Task instructions: Review the material line by line. Identify and copy every line that contains the string "name".

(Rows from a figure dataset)
........
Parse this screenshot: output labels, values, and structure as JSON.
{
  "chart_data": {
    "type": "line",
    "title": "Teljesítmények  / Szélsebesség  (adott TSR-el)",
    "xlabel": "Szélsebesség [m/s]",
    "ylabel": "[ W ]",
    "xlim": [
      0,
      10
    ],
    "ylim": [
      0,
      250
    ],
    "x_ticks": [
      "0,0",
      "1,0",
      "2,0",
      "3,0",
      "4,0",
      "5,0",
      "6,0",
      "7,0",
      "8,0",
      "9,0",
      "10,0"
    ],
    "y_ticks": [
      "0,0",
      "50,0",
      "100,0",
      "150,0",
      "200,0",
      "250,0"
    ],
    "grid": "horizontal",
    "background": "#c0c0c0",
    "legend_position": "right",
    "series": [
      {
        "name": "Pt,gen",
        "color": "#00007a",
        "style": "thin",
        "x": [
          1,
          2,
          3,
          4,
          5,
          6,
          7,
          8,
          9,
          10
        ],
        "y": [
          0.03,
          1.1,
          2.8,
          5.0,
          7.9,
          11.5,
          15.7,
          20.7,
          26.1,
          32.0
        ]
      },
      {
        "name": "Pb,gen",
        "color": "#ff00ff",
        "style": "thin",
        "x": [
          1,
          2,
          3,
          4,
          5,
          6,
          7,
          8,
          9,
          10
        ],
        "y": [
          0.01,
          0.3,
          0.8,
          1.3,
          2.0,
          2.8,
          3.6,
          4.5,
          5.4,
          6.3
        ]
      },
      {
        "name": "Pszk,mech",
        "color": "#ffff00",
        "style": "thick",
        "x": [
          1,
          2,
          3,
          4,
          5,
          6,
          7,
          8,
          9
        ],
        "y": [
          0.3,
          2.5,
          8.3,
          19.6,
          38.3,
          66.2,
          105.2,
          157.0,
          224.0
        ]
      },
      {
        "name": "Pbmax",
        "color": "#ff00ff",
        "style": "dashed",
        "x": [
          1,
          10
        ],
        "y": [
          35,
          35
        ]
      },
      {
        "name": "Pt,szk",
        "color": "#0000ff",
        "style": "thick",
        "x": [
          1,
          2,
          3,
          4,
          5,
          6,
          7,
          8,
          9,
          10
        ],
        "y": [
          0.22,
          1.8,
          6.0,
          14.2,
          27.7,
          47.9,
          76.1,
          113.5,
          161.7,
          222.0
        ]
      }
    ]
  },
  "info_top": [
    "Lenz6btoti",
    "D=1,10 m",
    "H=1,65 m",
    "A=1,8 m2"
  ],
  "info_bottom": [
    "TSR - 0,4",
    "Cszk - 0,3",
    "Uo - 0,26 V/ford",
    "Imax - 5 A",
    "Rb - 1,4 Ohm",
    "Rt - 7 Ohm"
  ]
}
........
Answer to this exercise:
        "name": "Pt,gen",
        "name": "Pb,gen",
        "name": "Pszk,mech",
        "name": "Pbmax",
        "name": "Pt,szk",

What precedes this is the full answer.